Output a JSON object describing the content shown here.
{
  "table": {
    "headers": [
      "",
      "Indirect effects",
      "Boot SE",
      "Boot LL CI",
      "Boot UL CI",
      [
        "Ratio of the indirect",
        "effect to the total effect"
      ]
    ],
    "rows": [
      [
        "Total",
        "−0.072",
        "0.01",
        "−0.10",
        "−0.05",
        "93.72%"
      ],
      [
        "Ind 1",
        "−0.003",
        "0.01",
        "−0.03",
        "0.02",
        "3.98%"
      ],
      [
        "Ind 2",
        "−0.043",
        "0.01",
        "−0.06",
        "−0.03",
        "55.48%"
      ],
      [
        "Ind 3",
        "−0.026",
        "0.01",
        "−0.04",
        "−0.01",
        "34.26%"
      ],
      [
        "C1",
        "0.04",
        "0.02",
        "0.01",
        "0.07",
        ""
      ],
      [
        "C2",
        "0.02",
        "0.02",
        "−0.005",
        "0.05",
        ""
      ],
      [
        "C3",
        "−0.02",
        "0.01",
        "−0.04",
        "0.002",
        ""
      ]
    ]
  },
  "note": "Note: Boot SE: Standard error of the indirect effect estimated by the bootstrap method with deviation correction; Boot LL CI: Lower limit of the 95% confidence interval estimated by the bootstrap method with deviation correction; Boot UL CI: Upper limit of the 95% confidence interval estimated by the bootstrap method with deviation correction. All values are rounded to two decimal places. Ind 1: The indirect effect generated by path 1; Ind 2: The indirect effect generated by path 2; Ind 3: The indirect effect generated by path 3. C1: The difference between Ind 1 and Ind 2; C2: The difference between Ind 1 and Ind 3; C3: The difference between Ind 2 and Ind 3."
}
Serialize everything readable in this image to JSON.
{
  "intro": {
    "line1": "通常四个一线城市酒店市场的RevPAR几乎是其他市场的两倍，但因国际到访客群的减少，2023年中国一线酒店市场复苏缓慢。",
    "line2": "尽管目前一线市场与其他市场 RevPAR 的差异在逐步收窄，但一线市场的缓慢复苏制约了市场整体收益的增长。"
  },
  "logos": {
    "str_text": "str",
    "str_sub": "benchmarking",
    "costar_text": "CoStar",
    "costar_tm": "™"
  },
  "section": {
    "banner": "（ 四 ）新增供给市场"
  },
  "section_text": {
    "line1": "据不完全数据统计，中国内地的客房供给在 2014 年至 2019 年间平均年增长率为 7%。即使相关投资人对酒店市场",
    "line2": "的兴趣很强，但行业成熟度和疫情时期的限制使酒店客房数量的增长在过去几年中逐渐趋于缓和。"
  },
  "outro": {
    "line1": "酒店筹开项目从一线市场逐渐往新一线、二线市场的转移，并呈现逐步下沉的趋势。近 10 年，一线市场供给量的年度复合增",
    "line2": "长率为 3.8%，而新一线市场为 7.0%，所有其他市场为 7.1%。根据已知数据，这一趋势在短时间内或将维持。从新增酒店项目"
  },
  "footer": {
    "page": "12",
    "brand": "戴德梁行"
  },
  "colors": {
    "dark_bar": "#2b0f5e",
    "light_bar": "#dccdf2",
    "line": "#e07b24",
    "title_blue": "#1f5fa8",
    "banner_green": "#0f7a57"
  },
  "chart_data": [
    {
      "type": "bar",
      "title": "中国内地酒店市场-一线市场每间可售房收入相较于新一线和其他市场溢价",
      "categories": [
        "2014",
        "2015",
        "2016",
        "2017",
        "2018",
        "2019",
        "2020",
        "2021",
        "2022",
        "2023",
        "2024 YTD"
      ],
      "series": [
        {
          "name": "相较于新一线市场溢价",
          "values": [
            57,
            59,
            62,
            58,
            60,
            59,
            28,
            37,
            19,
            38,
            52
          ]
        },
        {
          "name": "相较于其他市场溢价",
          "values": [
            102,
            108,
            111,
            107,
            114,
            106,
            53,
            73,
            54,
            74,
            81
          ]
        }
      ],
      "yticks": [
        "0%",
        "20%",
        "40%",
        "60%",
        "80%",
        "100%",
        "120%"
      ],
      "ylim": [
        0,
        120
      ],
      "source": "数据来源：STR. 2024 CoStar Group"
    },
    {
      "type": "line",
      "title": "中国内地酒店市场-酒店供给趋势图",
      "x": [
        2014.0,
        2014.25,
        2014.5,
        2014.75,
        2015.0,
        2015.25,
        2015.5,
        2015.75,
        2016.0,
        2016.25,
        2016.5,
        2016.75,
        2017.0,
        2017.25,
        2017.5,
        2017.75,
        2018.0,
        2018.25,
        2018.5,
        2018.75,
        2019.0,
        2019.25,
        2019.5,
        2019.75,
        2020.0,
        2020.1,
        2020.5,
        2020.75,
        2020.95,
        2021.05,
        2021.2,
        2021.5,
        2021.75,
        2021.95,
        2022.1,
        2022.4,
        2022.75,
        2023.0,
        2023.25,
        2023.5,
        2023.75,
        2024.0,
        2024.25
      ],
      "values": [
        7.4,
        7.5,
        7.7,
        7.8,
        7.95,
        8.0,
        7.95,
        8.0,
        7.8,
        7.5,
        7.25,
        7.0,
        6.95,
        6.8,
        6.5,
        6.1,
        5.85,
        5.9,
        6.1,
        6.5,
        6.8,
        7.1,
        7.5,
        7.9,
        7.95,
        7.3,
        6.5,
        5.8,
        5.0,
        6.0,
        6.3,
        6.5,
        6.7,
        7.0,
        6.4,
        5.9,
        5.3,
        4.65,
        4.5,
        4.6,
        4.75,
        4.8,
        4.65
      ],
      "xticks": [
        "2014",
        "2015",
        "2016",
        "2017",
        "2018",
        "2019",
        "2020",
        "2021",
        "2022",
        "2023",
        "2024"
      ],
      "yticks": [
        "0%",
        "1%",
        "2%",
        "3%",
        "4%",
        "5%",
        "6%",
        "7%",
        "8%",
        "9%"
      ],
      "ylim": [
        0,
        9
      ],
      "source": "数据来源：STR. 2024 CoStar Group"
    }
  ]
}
################
■ **What you have to do**: Exactly as written, please output every entry.

■ **Correct answer**:
Output a JSON object describing the content shown here.
{
  "table": {
    "headers": [
      "",
      "Indirect effects",
      "Boot SE",
      "Boot LL CI",
      "Boot UL CI",
      [
        "Ratio of the indirect",
        "effect to the total effect"
      ]
    ],
    "rows": [
      [
        "Total",
        "−0.072",
        "0.01",
        "−0.10",
        "−0.05",
        "93.72%"
      ],
      [
        "Ind 1",
        "−0.003",
        "0.01",
        "−0.03",
        "0.02",
        "3.98%"
      ],
      [
        "Ind 2",
        "−0.043",
        "0.01",
        "−0.06",
        "−0.03",
        "55.48%"
      ],
      [
        "Ind 3",
        "−0.026",
        "0.01",
        "−0.04",
        "−0.01",
        "34.26%"
      ],
      [
        "C1",
        "0.04",
        "0.02",
        "0.01",
        "0.07",
        ""
      ],
      [
        "C2",
        "0.02",
        "0.02",
        "−0.005",
        "0.05",
        ""
      ],
      [
        "C3",
        "−0.02",
        "0.01",
        "−0.04",
        "0.002",
        ""
      ]
    ]
  },
  "note": "Note: Boot SE: Standard error of the indirect effect estimated by the bootstrap method with deviation correction; Boot LL CI: Lower limit of the 95% confidence interval estimated by the bootstrap method with deviation correction; Boot UL CI: Upper limit of the 95% confidence interval estimated by the bootstrap method with deviation correction. All values are rounded to two decimal places. Ind 1: The indirect effect generated by path 1; Ind 2: The indirect effect generated by path 2; Ind 3: The indirect effect generated by path 3. C1: The difference between Ind 1 and Ind 2; C2: The difference between Ind 1 and Ind 3; C3: The difference between Ind 2 and Ind 3."
}
Serialize everything readable in this image to JSON.
{
  "intro": {
    "line1": "通常四个一线城市酒店市场的RevPAR几乎是其他市场的两倍，但因国际到访客群的减少，2023年中国一线酒店市场复苏缓慢。",
    "line2": "尽管目前一线市场与其他市场 RevPAR 的差异在逐步收窄，但一线市场的缓慢复苏制约了市场整体收益的增长。"
  },
  "logos": {
    "str_text": "str",
    "str_sub": "benchmarking",
    "costar_text": "CoStar",
    "costar_tm": "™"
  },
  "section": {
    "banner": "（ 四 ）新增供给市场"
  },
  "section_text": {
    "line1": "据不完全数据统计，中国内地的客房供给在 2014 年至 2019 年间平均年增长率为 7%。即使相关投资人对酒店市场",
    "line2": "的兴趣很强，但行业成熟度和疫情时期的限制使酒店客房数量的增长在过去几年中逐渐趋于缓和。"
  },
  "outro": {
    "line1": "酒店筹开项目从一线市场逐渐往新一线、二线市场的转移，并呈现逐步下沉的趋势。近 10 年，一线市场供给量的年度复合增",
    "line2": "长率为 3.8%，而新一线市场为 7.0%，所有其他市场为 7.1%。根据已知数据，这一趋势在短时间内或将维持。从新增酒店项目"
  },
  "footer": {
    "page": "12",
    "brand": "戴德梁行"
  },
  "colors": {
    "dark_bar": "#2b0f5e",
    "light_bar": "#dccdf2",
    "line": "#e07b24",
    "title_blue": "#1f5fa8",
    "banner_green": "#0f7a57"
  },
  "chart_data": [
    {
      "type": "bar",
      "title": "中国内地酒店市场-一线市场每间可售房收入相较于新一线和其他市场溢价",
      "categories": [
        "2014",
        "2015",
        "2016",
        "2017",
        "2018",
        "2019",
        "2020",
        "2021",
        "2022",
        "2023",
        "2024 YTD"
      ],
      "series": [
        {
          "name": "相较于新一线市场溢价",
          "values": [
            57,
            59,
            62,
            58,
            60,
            59,
            28,
            37,
            19,
            38,
            52
          ]
        },
        {
          "name": "相较于其他市场溢价",
          "values": [
            102,
            108,
            111,
            107,
            114,
            106,
            53,
            73,
            54,
            74,
            81
          ]
        }
      ],
      "yticks": [
        "0%",
        "20%",
        "40%",
        "60%",
        "80%",
        "100%",
        "120%"
      ],
      "ylim": [
        0,
        120
      ],
      "source": "数据来源：STR. 2024 CoStar Group"
    },
    {
      "type": "line",
      "title": "中国内地酒店市场-酒店供给趋势图",
      "x": [
        2014.0,
        2014.25,
        2014.5,
        2014.75,
        2015.0,
        2015.25,
        2015.5,
        2015.75,
        2016.0,
        2016.25,
        2016.5,
        2016.75,
        2017.0,
        2017.25,
        2017.5,
        2017.75,
        2018.0,
        2018.25,
        2018.5,
        2018.75,
        2019.0,
        2019.25,
        2019.5,
        2019.75,
        2020.0,
        2020.1,
        2020.5,
        2020.75,
        2020.95,
        2021.05,
        2021.2,
        2021.5,
        2021.75,
        2021.95,
        2022.1,
        2022.4,
        2022.75,
        2023.0,
        2023.25,
        2023.5,
        2023.75,
        2024.0,
        2024.25
      ],
      "values": [
        7.4,
        7.5,
        7.7,
        7.8,
        7.95,
        8.0,
        7.95,
        8.0,
        7.8,
        7.5,
        7.25,
        7.0,
        6.95,
        6.8,
        6.5,
        6.1,
        5.85,
        5.9,
        6.1,
        6.5,
        6.8,
        7.1,
        7.5,
        7.9,
        7.95,
        7.3,
        6.5,
        5.8,
        5.0,
        6.0,
        6.3,
        6.5,
        6.7,
        7.0,
        6.4,
        5.9,
        5.3,
        4.65,
        4.5,
        4.6,
        4.75,
        4.8,
        4.65
      ],
      "xticks": [
        "2014",
        "2015",
        "2016",
        "2017",
        "2018",
        "2019",
        "2020",
        "2021",
        "2022",
        "2023",
        "2024"
      ],
      "yticks": [
        "0%",
        "1%",
        "2%",
        "3%",
        "4%",
        "5%",
        "6%",
        "7%",
        "8%",
        "9%"
      ],
      "ylim": [
        0,
        9
      ],
      "source": "数据来源：STR. 2024 CoStar Group"
    }
  ]
}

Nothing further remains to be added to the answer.